■ Directions:
Reproduce all of the records exactly.

## Start Data extract

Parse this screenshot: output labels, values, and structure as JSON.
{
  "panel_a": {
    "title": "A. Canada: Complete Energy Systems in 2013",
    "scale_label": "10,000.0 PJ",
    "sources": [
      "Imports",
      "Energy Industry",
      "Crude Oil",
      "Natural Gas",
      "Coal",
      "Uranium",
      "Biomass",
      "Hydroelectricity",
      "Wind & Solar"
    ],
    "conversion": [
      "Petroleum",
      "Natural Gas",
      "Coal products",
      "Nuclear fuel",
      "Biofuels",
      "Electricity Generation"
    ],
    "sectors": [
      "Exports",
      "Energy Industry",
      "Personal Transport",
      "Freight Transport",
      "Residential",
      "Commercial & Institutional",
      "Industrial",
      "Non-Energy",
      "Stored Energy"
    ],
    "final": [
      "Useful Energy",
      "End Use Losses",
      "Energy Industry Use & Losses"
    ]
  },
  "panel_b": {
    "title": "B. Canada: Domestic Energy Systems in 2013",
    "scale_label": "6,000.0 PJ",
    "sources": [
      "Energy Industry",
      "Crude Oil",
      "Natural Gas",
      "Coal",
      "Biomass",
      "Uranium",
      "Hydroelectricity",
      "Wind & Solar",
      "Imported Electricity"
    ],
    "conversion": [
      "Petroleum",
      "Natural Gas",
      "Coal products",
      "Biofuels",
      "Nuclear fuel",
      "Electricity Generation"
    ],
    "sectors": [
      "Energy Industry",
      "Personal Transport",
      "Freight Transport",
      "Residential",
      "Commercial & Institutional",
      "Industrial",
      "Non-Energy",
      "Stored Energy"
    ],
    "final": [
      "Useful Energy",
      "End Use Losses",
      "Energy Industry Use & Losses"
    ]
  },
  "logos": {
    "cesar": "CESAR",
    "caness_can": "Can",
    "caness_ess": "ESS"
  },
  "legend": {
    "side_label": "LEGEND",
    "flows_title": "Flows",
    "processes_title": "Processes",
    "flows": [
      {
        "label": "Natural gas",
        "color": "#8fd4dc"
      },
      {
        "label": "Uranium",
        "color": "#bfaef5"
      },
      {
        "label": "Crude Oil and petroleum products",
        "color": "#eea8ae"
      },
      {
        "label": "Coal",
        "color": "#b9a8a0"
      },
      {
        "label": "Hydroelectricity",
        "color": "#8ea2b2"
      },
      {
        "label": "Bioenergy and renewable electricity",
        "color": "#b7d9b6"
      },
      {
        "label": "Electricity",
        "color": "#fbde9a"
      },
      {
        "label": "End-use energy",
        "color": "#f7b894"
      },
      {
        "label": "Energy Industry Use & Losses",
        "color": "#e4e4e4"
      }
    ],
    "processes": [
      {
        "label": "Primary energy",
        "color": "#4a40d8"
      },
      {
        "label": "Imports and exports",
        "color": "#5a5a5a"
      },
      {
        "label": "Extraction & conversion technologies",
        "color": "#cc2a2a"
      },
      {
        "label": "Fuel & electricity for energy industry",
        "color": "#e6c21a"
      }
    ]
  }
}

## End Data extract

■ Exercise output:
Parse this screenshot: output labels, values, and structure as JSON.
{
  "panel_a": {
    "title": "A. Canada: Complete Energy Systems in 2013",
    "scale_label": "10,000.0 PJ",
    "sources": [
      "Imports",
      "Energy Industry",
      "Crude Oil",
      "Natural Gas",
      "Coal",
      "Uranium",
      "Biomass",
      "Hydroelectricity",
      "Wind & Solar"
    ],
    "conversion": [
      "Petroleum",
      "Natural Gas",
      "Coal products",
      "Nuclear fuel",
      "Biofuels",
      "Electricity Generation"
    ],
    "sectors": [
      "Exports",
      "Energy Industry",
      "Personal Transport",
      "Freight Transport",
      "Residential",
      "Commercial & Institutional",
      "Industrial",
      "Non-Energy",
      "Stored Energy"
    ],
    "final": [
      "Useful Energy",
      "End Use Losses",
      "Energy Industry Use & Losses"
    ]
  },
  "panel_b": {
    "title": "B. Canada: Domestic Energy Systems in 2013",
    "scale_label": "6,000.0 PJ",
    "sources": [
      "Energy Industry",
      "Crude Oil",
      "Natural Gas",
      "Coal",
      "Biomass",
      "Uranium",
      "Hydroelectricity",
      "Wind & Solar",
      "Imported Electricity"
    ],
    "conversion": [
      "Petroleum",
      "Natural Gas",
      "Coal products",
      "Biofuels",
      "Nuclear fuel",
      "Electricity Generation"
    ],
    "sectors": [
      "Energy Industry",
      "Personal Transport",
      "Freight Transport",
      "Residential",
      "Commercial & Institutional",
      "Industrial",
      "Non-Energy",
      "Stored Energy"
    ],
    "final": [
      "Useful Energy",
      "End Use Losses",
      "Energy Industry Use & Losses"
    ]
  },
  "logos": {
    "cesar": "CESAR",
    "caness_can": "Can",
    "caness_ess": "ESS"
  },
  "legend": {
    "side_label": "LEGEND",
    "flows_title": "Flows",
    "processes_title": "Processes",
    "flows": [
      {
        "label": "Natural gas",
        "color": "#8fd4dc"
      },
      {
        "label": "Uranium",
        "color": "#bfaef5"
      },
      {
        "label": "Crude Oil and petroleum products",
        "color": "#eea8ae"
      },
      {
        "label": "Coal",
        "color": "#b9a8a0"
      },
      {
        "label": "Hydroelectricity",
        "color": "#8ea2b2"
      },
      {
        "label": "Bioenergy and renewable electricity",
        "color": "#b7d9b6"
      },
      {
        "label": "Electricity",
        "color": "#fbde9a"
      },
      {
        "label": "End-use energy",
        "color": "#f7b894"
      },
      {
        "label": "Energy Industry Use & Losses",
        "color": "#e4e4e4"
      }
    ],
    "processes": [
      {
        "label": "Primary energy",
        "color": "#4a40d8"
      },
      {
        "label": "Imports and exports",
        "color": "#5a5a5a"
      },
      {
        "label": "Extraction & conversion technologies",
        "color": "#cc2a2a"
      },
      {
        "label": "Fuel & electricity for energy industry",
        "color": "#e6c21a"
      }
    ]
  }
}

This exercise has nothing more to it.